--- Work to be completed ---
Spot each line that carries the word "Multiracial"; copy those lines.

--- Listed entries ---
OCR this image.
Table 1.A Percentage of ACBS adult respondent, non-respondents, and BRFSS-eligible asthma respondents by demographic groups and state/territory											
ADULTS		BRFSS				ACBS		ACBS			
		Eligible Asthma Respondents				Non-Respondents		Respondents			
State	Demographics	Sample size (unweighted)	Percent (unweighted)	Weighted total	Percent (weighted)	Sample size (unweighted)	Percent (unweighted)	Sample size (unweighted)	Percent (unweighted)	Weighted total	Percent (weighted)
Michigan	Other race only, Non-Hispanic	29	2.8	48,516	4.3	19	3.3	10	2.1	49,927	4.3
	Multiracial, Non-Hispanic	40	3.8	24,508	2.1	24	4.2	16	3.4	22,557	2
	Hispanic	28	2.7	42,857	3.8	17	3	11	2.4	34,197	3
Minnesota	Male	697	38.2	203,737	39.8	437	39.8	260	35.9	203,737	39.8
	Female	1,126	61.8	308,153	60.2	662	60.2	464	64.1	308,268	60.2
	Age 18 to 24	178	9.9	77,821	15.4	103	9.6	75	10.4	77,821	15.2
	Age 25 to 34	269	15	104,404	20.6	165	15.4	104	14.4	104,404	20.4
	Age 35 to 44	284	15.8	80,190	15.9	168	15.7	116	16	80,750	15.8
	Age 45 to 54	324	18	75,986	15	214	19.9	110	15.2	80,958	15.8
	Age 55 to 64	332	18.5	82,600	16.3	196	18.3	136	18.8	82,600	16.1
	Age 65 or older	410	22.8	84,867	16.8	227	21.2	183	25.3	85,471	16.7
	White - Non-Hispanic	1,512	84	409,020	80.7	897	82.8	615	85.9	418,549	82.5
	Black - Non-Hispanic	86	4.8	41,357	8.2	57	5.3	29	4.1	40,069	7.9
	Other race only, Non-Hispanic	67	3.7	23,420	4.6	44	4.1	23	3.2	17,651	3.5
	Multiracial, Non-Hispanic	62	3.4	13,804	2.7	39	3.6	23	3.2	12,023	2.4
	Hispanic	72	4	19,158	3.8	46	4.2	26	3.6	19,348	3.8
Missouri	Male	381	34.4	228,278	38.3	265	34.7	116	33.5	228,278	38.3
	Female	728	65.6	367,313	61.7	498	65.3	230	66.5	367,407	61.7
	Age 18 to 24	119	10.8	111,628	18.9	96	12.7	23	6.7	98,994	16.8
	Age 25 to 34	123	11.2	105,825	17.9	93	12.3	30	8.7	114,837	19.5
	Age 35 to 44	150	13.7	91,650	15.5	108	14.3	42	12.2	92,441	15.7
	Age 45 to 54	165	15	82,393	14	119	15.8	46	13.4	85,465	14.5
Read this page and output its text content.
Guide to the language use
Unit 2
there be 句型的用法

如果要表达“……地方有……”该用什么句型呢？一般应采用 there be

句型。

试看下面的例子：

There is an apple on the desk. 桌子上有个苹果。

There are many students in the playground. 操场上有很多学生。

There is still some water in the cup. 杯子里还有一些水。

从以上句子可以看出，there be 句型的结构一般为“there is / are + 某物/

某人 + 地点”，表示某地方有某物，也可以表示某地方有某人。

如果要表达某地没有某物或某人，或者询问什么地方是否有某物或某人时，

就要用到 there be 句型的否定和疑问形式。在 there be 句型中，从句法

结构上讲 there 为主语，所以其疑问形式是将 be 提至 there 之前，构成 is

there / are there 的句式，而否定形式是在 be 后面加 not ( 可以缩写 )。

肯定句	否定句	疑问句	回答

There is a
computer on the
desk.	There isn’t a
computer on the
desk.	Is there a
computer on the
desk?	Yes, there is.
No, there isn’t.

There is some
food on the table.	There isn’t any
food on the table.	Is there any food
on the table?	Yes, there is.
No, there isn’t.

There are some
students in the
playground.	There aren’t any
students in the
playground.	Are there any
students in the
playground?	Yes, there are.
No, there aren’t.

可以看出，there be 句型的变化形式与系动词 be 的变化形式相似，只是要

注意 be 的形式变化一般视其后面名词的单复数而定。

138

--- Completed exercise ---
	Multiracial, Non-Hispanic	40	3.8	24,508	2.1	24	4.2	16	3.4	22,557	2
	Multiracial, Non-Hispanic	62	3.4	13,804	2.7	39	3.6	23	3.2	12,023	2.4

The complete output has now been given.